**DO THIS:**
Tally how many lines hold the string "middle". Your reply should be that number alone.

____ GIVEN ENTRIES

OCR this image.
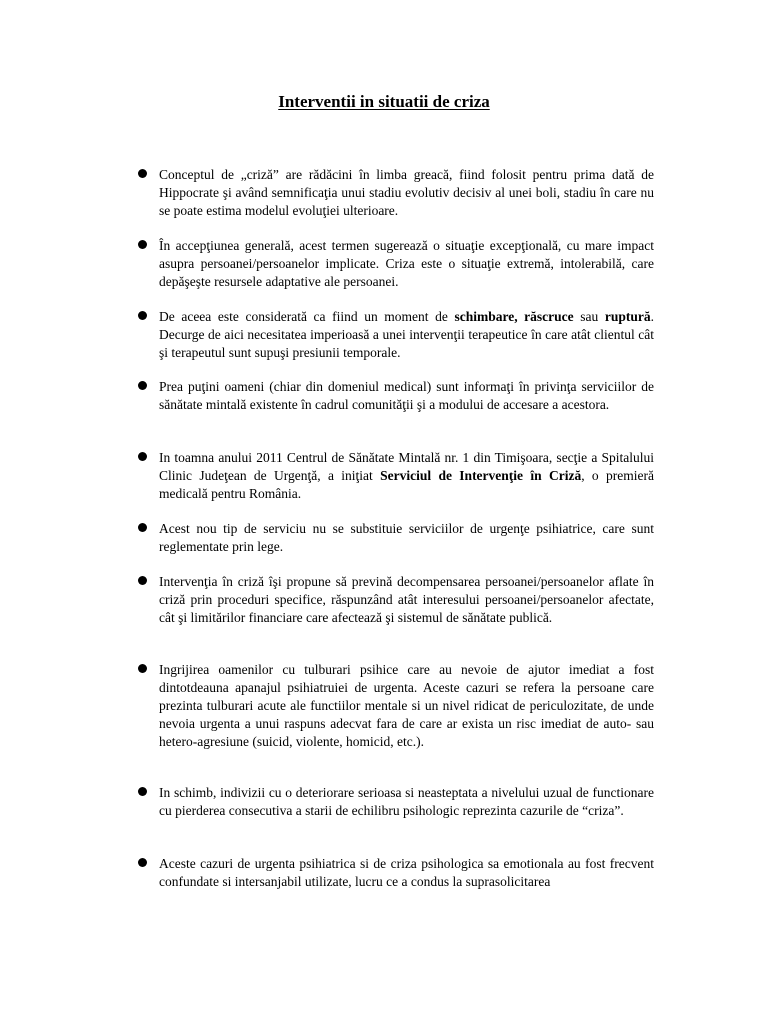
Interventii in situatii de criza
Conceptul de „criză” are rădăcini în limba greacă, fiind folosit pentru prima dată de Hippocrate şi având semnificaţia unui stadiu evolutiv decisiv al unei boli, stadiu în care nu se poate estima modelul evoluţiei ulterioare.
În accepţiunea generală, acest termen sugerează o situaţie excepţională, cu mare impact asupra persoanei/persoanelor implicate. Criza este o situaţie extremă, intolerabilă, care depăşeşte resursele adaptative ale persoanei.
De aceea este considerată ca fiind un moment de schimbare, răscruce sau ruptură. Decurge de aici necesitatea imperioasă a unei intervenţii terapeutice în care atât clientul cât şi terapeutul sunt supuşi presiunii temporale.
Prea puţini oameni (chiar din domeniul medical) sunt informaţi în privinţa serviciilor de sănătate mintală existente în cadrul comunităţii şi a modului de accesare a acestora.
In toamna anului 2011 Centrul de Sănătate Mintală nr. 1 din Timişoara, secţie a Spitalului Clinic Judeţean de Urgenţă, a iniţiat Serviciul de Intervenţie în Criză, o premieră medicală pentru România.
Acest nou tip de serviciu nu se substituie serviciilor de urgenţe psihiatrice, care sunt reglementate prin lege.
Intervenţia în criză îşi propune să prevină decompensarea persoanei/persoanelor aflate în criză prin proceduri specifice, răspunzând atât interesului persoanei/persoanelor afectate, cât şi limitărilor financiare care afectează şi sistemul de sănătate publică.
Ingrijirea oamenilor cu tulburari psihice care au nevoie de ajutor imediat a fost dintotdeauna apanajul psihiatruiei de urgenta. Aceste cazuri se refera la persoane care prezinta tulburari acute ale functiilor mentale si un nivel ridicat de periculozitate, de unde nevoia urgenta a unui raspuns adecvat fara de care ar exista un risc imediat de auto- sau hetero-agresiune (suicid, violente, homicid, etc.).
In schimb, indivizii cu o deteriorare serioasa si neasteptata a nivelului uzual de functionare cu pierderea consecutiva a starii de echilibru psihologic reprezinta cazurile de “criza”.
Aceste cazuri de urgenta psihiatrica si de criza psihologica sa emotionala au fost frecvent confundate si intersanjabil utilizate, lucru ce a condus la suprasolicitarea
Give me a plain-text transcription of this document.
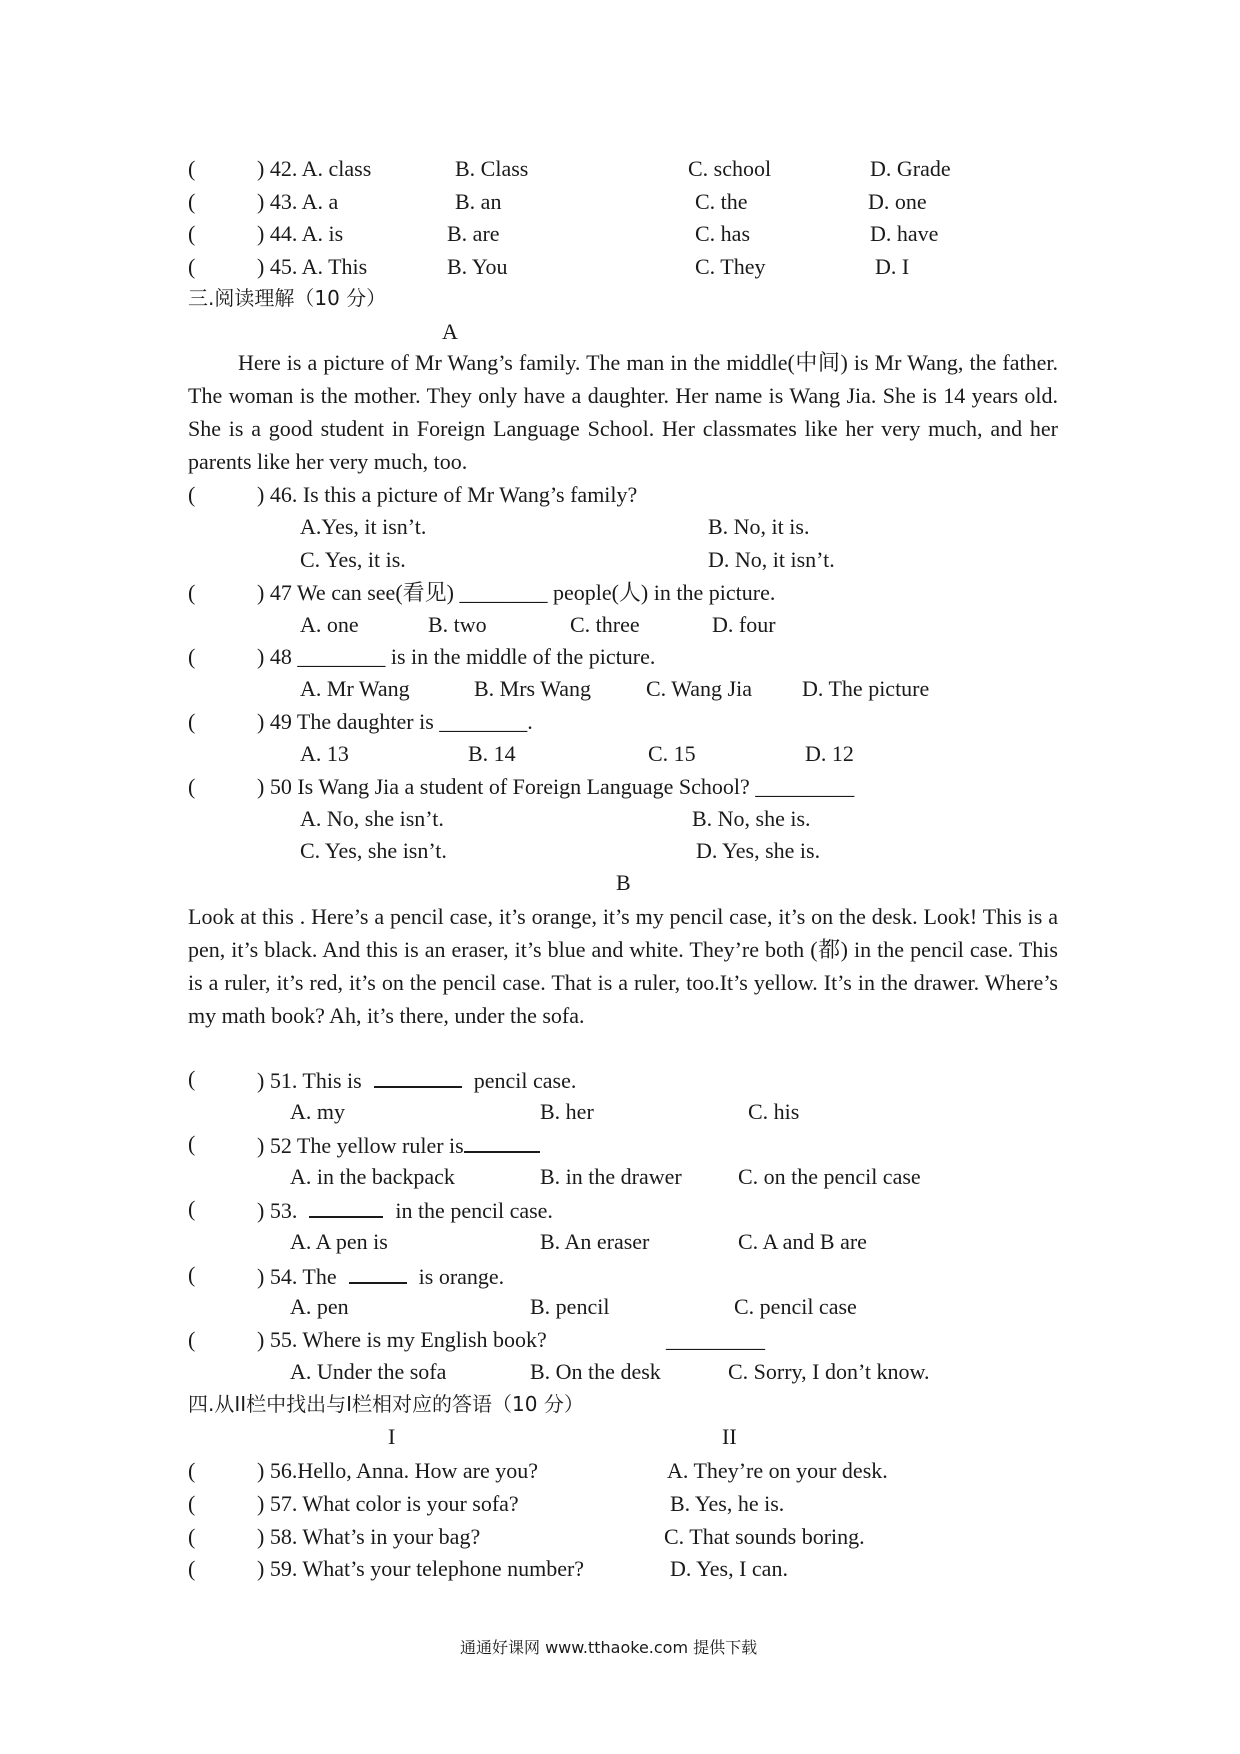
(	) 42. A. class	B. Class	C. school	D. Grade
(	) 43. A. a	B. an	C. the	D. one
(	) 44. A. is	B. are	C. has	D. have
(	) 45. A. This	B. You	C. They	D. I
三.阅读理解（10 分）
A
Here is a picture of Mr Wang’s family. The man in the middle(中间) is Mr Wang, the father. The woman is the mother. They only have a daughter. Her name is Wang Jia. She is 14 years old. She is a good student in Foreign Language School. Her classmates like her very much, and her parents like her very much, too.
(	) 46. Is this a picture of Mr Wang’s family?
A.Yes, it isn’t.	B. No, it is.
C. Yes, it is.	D. No, it isn’t.
(	) 47 We can see(看见) ________ people(人) in the picture.
A. one	B. two	C. three	D. four
(	) 48 ________ is in the middle of the picture.
A. Mr Wang	B. Mrs Wang	C. Wang Jia D. The picture
(	) 49 The daughter is ________.
A. 13	B. 14	C. 15	D. 12
(	) 50 Is Wang Jia a student of Foreign Language School? _________
A. No, she isn’t.	B. No, she is.
C. Yes, she isn’t.	D. Yes, she is.
B
Look at this . Here’s a pencil case, it’s orange, it’s my pencil case, it’s on the desk. Look! This is a pen, it’s black. And this is an eraser, it’s blue and white. They’re both (都) in the pencil case. This is a ruler, it’s red, it’s on the pencil case. That is a ruler, too.It’s yellow. It’s in the drawer. Where’s my math book? Ah, it’s there, under the sofa.
(	) 51. This is	pencil case.
A. my	B. her	C. his
(	) 52 The yellow ruler is
A. in the backpack	B. in the drawer	C. on the pencil case
(	) 53.	in the pencil case.
A. A pen is	B. An eraser	C. A and B are
(	) 54. The	is orange.
A. pen	B. pencil	C. pencil case
(	) 55. Where is my English book?	_________
A. Under the sofa	B. On the desk	C. Sorry, I don’t know.
四.从II栏中找出与I栏相对应的答语（10 分）
I	II
(	) 56.Hello, Anna. How are you?	A. They’re on your desk.
(	) 57. What color is your sofa?	B. Yes, he is.
(	) 58. What’s in your bag?	C. That sounds boring.
(	) 59. What’s your telephone number?	D. Yes, I can.
通通好课网 www.tthaoke.com 提供下载
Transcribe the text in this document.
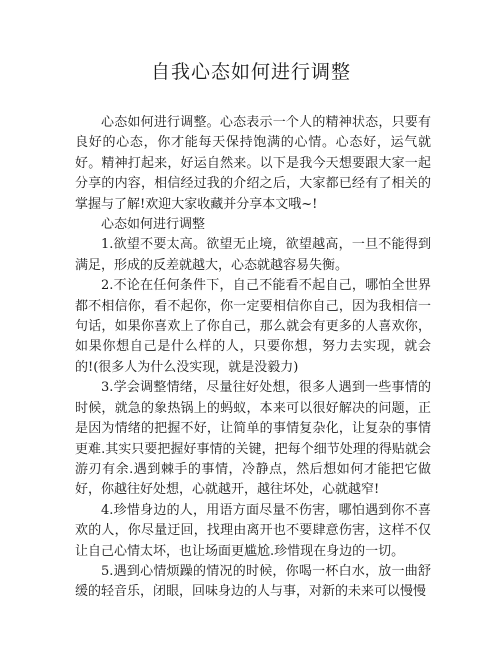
自我心态如何进行调整

心态如何进行调整。心态表示一个人的精神状态，只要有良好的心态，你才能每天保持饱满的心情。心态好，运气就好。精神打起来，好运自然来。以下是我今天想要跟大家一起分享的内容，相信经过我的介绍之后，大家都已经有了相关的掌握与了解!欢迎大家收藏并分享本文哦~!

心态如何进行调整

1.欲望不要太高。欲望无止境，欲望越高，一旦不能得到满足，形成的反差就越大，心态就越容易失衡。

2.不论在任何条件下，自己不能看不起自己，哪怕全世界都不相信你，看不起你，你一定要相信你自己，因为我相信一句话，如果你喜欢上了你自己，那么就会有更多的人喜欢你，如果你想自己是什么样的人，只要你想，努力去实现，就会的!(很多人为什么没实现，就是没毅力)

3.学会调整情绪，尽量往好处想，很多人遇到一些事情的时候，就急的象热锅上的蚂蚁，本来可以很好解决的问题，正是因为情绪的把握不好，让简单的事情复杂化，让复杂的事情更难.其实只要把握好事情的关键，把每个细节处理的得贴就会游刃有余.遇到棘手的事情，冷静点，然后想如何才能把它做好，你越往好处想，心就越开，越往坏处，心就越窄!

4.珍惜身边的人，用语方面尽量不伤害，哪怕遇到你不喜欢的人，你尽量迂回，找理由离开也不要肆意伤害，这样不仅让自己心情太坏，也让场面更尴尬.珍惜现在身边的一切。

5.遇到心情烦躁的情况的时候，你喝一杯白水，放一曲舒缓的轻音乐，闭眼，回味身边的人与事，对新的未来可以慢慢
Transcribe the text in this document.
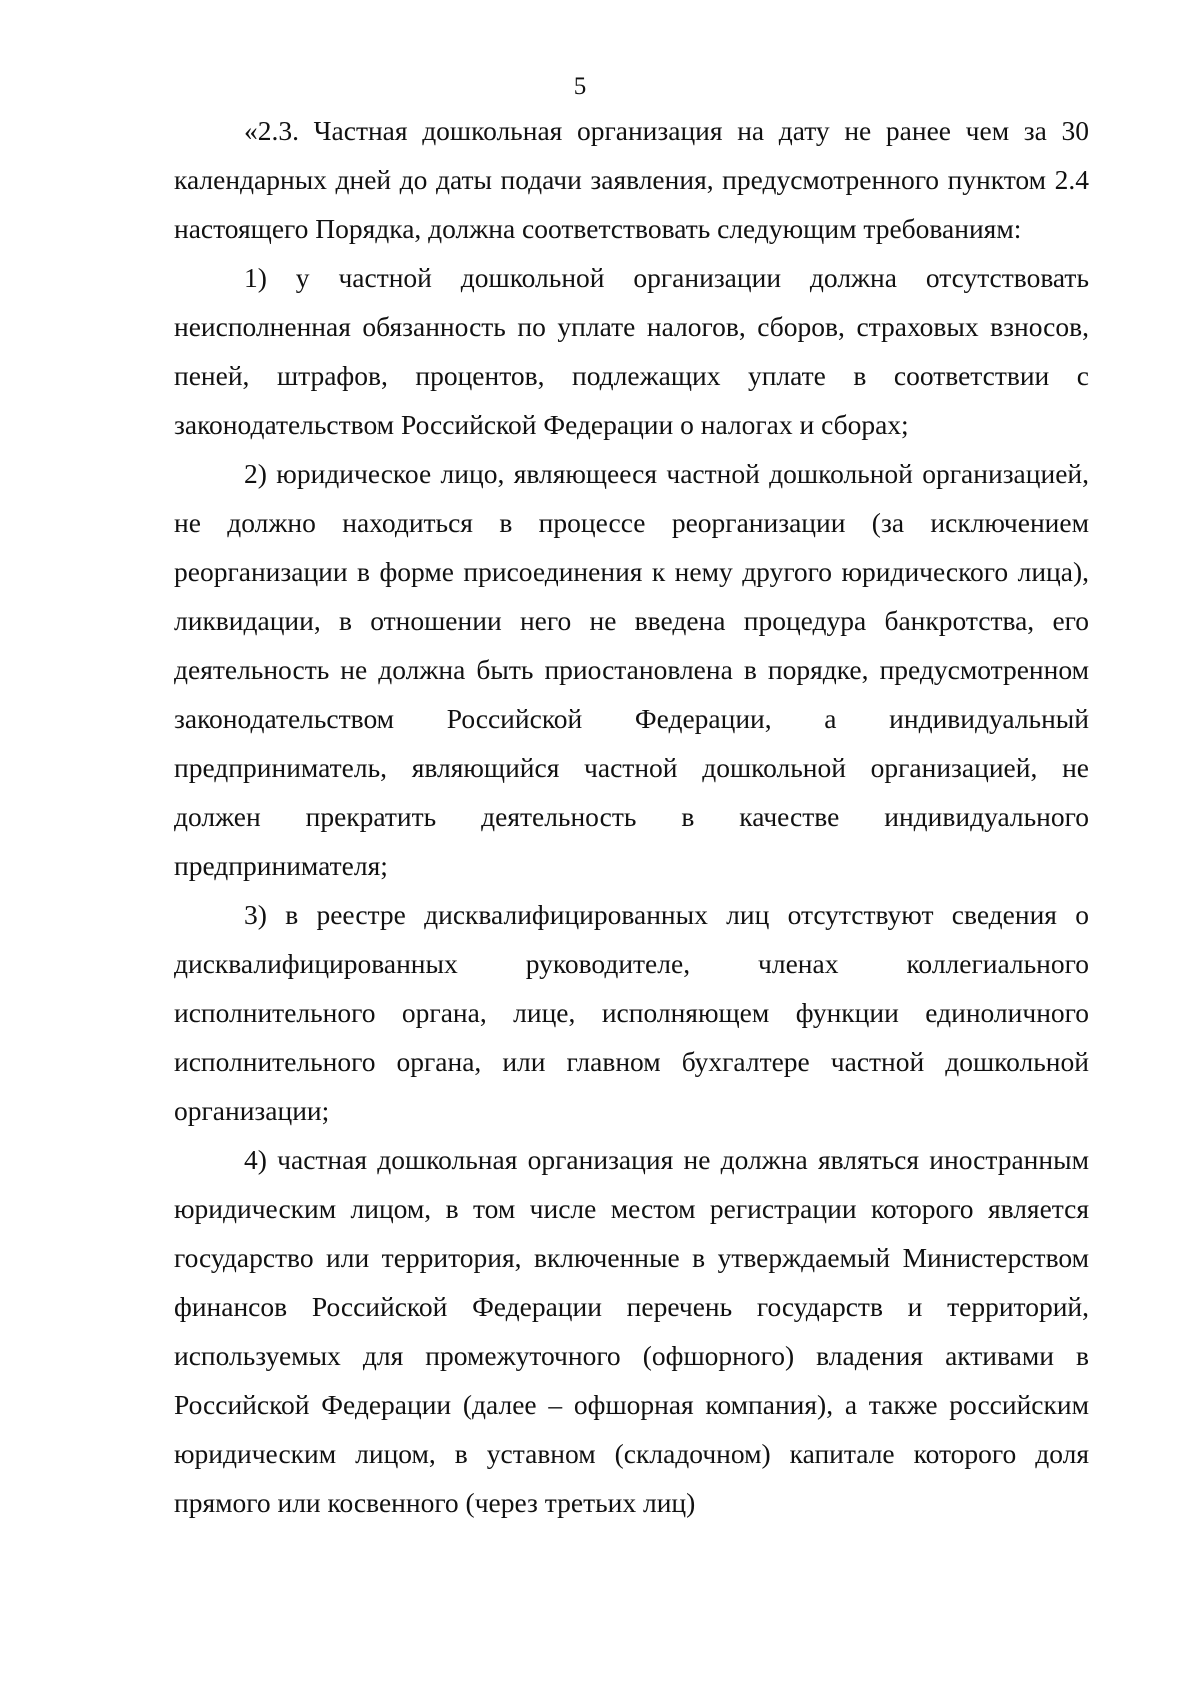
5

«2.3. Частная дошкольная организация на дату не ранее чем за 30 календарных дней до даты подачи заявления, предусмотренного пунктом 2.4 настоящего Порядка, должна соответствовать следующим требованиям:

1) у частной дошкольной организации должна отсутствовать неисполненная обязанность по уплате налогов, сборов, страховых взносов, пеней, штрафов, процентов, подлежащих уплате в соответствии с законодательством Российской Федерации о налогах и сборах;

2) юридическое лицо, являющееся частной дошкольной организацией, не должно находиться в процессе реорганизации (за исключением реорганизации в форме присоединения к нему другого юридического лица), ликвидации, в отношении него не введена процедура банкротства, его деятельность не должна быть приостановлена в порядке, предусмотренном законодательством Российской Федерации, а индивидуальный предприниматель, являющийся частной дошкольной организацией, не должен прекратить деятельность в качестве индивидуального предпринимателя;

3) в реестре дисквалифицированных лиц отсутствуют сведения о дисквалифицированных руководителе, членах коллегиального исполнительного органа, лице, исполняющем функции единоличного исполнительного органа, или главном бухгалтере частной дошкольной организации;

4) частная дошкольная организация не должна являться иностранным юридическим лицом, в том числе местом регистрации которого является государство или территория, включенные в утверждаемый Министерством финансов Российской Федерации перечень государств и территорий, используемых для промежуточного (офшорного) владения активами в Российской Федерации (далее – офшорная компания), а также российским юридическим лицом, в уставном (складочном) капитале которого доля прямого или косвенного (через третьих лиц)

________

**RESULT OF THE EXERCISE:**
2